─── Given entries

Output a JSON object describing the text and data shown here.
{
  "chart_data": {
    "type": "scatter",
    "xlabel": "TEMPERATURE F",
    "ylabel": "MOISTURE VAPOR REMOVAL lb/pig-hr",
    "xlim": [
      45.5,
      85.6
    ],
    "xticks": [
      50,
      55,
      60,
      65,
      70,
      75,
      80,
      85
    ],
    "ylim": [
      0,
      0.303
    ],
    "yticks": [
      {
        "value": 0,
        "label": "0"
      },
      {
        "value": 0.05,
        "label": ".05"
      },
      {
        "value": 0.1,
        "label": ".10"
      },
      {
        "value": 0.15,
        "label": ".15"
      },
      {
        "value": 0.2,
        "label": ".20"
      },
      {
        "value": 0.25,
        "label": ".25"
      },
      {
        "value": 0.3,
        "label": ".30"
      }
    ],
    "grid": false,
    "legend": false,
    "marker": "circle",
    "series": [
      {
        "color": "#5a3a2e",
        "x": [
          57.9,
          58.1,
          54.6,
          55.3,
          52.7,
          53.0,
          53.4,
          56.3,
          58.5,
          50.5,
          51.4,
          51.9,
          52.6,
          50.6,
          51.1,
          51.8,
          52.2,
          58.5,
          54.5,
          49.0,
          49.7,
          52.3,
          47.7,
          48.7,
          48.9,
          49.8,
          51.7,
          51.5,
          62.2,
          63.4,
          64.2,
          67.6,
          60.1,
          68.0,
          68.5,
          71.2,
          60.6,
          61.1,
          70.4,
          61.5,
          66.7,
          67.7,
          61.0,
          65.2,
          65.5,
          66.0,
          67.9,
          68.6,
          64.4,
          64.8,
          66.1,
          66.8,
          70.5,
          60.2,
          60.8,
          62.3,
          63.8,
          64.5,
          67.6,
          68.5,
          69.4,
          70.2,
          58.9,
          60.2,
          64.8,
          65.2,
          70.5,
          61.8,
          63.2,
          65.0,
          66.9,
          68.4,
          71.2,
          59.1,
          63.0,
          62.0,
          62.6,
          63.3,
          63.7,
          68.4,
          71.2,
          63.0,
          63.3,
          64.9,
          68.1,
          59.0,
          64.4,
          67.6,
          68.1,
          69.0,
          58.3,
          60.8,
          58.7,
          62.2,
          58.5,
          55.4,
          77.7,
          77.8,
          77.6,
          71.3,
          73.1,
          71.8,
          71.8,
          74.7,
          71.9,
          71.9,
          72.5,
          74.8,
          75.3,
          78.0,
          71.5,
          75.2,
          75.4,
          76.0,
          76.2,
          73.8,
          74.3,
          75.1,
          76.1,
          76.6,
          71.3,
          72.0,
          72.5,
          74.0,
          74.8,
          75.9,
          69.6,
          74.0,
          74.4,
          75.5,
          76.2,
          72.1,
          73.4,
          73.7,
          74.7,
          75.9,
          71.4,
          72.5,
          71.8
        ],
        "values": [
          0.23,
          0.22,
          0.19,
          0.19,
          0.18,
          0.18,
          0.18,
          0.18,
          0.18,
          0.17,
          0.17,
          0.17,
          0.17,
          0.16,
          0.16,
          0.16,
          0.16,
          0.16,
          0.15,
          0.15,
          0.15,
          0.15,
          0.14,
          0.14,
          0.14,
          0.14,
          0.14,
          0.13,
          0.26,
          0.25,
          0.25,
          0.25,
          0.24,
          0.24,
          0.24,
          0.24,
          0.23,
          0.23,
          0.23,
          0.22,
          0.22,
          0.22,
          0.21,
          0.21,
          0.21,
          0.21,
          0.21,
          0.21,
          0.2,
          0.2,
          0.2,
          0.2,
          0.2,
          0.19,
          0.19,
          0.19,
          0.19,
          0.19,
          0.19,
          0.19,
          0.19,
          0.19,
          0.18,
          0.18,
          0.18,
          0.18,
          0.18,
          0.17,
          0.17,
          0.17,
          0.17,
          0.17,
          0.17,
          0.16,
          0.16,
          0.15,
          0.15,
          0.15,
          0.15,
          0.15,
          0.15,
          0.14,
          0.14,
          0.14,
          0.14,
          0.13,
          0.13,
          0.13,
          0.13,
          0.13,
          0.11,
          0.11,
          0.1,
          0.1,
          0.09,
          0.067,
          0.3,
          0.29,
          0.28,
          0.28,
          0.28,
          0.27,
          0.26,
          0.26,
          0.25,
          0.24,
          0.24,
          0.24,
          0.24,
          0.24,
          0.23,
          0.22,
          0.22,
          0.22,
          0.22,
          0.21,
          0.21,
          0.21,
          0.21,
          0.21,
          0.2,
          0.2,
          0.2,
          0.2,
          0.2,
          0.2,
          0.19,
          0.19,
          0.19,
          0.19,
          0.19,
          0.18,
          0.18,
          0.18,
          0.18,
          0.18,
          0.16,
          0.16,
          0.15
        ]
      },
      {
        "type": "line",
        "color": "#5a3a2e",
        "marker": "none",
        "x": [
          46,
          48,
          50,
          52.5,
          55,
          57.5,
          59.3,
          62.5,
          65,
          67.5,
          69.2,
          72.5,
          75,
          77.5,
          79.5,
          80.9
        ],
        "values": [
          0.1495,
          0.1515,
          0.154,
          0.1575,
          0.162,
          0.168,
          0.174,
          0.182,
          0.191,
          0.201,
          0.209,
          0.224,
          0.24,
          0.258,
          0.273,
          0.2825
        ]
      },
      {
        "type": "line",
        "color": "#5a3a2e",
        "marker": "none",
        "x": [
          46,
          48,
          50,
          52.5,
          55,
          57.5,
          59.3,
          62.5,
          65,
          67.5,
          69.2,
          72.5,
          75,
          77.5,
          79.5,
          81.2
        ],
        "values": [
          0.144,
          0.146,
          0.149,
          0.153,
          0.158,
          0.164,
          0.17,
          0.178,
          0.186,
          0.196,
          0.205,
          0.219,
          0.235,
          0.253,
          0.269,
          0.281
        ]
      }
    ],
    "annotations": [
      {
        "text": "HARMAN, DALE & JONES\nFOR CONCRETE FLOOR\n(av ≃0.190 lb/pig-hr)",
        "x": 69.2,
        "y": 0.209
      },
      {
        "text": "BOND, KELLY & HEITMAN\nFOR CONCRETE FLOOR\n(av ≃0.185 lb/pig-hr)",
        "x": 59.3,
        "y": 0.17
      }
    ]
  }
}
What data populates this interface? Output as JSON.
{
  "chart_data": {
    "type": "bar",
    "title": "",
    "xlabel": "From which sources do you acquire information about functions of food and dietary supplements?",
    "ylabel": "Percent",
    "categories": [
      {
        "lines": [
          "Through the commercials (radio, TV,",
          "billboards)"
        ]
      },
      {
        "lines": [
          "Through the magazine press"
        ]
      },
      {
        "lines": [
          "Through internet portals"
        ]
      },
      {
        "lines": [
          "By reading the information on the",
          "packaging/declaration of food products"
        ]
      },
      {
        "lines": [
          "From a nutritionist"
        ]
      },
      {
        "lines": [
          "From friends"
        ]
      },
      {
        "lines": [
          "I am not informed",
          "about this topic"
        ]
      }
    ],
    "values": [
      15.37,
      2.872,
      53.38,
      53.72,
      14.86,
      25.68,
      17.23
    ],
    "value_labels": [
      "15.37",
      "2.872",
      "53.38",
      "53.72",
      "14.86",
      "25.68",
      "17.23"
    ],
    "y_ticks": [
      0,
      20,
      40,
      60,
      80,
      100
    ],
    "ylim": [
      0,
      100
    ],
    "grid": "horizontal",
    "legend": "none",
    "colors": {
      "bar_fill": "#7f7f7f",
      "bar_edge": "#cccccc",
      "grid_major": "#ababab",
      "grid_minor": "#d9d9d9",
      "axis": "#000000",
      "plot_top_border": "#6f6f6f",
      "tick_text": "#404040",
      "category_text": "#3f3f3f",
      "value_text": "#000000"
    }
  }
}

──────

▸ **What to work on**:
Copy all lines from the listing that contain "xlabel".

▸ **Complete answer**:
    "xlabel": "TEMPERATURE F",
    "xlabel": "From which sources do you acquire information about functions of food and dietary supplements?",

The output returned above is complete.